-- DATASET EXTRACT follows --

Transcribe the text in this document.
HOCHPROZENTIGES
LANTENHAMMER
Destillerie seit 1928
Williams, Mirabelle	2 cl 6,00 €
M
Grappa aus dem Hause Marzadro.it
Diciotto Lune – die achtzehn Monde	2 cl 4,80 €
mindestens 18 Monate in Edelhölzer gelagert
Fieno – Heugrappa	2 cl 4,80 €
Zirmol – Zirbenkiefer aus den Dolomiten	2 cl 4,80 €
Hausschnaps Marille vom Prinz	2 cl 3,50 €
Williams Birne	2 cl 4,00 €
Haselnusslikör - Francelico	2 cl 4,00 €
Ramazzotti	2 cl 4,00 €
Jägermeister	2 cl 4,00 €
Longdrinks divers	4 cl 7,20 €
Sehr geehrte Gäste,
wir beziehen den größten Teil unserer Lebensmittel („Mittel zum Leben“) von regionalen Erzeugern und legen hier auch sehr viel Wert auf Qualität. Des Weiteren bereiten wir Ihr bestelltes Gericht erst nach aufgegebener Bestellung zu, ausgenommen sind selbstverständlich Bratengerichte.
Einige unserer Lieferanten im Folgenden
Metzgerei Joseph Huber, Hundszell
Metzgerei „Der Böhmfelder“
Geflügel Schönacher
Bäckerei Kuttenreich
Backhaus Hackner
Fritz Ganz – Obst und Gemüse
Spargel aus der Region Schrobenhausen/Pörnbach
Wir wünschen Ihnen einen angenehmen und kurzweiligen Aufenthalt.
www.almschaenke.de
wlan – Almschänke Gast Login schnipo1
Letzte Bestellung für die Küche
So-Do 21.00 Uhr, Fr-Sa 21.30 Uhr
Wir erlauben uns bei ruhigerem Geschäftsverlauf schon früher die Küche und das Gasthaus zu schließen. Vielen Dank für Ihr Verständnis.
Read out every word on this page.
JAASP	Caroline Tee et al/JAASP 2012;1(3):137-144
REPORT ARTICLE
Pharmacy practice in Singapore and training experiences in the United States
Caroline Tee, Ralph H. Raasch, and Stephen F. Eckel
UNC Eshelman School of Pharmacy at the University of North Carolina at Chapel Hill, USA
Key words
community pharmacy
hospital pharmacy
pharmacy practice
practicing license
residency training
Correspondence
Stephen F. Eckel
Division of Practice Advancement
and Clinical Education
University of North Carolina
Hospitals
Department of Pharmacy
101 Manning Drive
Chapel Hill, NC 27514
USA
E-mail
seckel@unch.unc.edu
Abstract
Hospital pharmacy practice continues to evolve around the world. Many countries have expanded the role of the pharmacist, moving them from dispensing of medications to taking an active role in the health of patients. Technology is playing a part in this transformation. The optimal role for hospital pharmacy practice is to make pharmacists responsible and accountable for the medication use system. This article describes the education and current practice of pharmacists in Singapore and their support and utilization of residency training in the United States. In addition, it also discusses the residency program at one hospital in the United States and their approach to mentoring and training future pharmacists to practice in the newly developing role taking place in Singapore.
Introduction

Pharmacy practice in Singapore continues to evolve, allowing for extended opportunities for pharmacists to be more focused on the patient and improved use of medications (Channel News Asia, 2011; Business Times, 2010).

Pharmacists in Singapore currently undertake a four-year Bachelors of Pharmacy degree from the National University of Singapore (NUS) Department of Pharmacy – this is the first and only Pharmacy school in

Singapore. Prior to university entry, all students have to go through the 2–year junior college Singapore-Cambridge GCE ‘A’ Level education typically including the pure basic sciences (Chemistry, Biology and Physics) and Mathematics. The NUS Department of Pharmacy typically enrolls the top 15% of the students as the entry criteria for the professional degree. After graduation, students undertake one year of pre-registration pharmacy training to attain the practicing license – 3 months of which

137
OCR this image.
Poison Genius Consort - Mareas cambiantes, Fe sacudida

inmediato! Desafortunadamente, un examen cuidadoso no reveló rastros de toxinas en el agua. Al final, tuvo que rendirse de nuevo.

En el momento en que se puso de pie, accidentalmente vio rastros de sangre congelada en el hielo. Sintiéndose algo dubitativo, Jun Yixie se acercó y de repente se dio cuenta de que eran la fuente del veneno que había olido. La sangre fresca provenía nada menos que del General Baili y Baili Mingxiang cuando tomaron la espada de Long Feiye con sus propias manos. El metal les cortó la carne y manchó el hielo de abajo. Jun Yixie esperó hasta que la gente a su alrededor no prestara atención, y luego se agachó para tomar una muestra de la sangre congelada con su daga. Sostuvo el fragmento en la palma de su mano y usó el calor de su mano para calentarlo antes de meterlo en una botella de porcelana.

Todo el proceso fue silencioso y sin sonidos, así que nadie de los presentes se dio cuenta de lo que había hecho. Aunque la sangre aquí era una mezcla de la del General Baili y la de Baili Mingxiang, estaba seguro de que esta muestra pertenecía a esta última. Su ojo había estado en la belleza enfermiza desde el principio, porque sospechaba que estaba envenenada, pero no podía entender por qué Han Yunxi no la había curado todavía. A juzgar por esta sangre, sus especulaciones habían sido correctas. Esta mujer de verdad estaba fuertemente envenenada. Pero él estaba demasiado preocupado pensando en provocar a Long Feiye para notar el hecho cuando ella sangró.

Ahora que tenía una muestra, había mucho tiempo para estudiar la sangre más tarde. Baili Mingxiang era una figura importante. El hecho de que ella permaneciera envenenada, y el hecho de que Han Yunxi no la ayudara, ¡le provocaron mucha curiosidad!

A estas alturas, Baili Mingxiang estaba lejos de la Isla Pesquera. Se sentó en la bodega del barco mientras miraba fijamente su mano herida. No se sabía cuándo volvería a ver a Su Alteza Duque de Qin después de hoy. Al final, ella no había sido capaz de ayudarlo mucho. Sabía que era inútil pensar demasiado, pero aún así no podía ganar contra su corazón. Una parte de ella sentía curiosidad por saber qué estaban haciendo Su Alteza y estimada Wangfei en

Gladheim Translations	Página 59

-- DATASET EXTRACT concluded --

→ YOUR OBJECTIVE:
Search the records for the word "Caroline" and return every line that holds it.

→ YOUR RESPONSE:
JAASP	Caroline Tee et al/JAASP 2012;1(3):137-144
Caroline Tee, Ralph H. Raasch, and Stephen F. Eckel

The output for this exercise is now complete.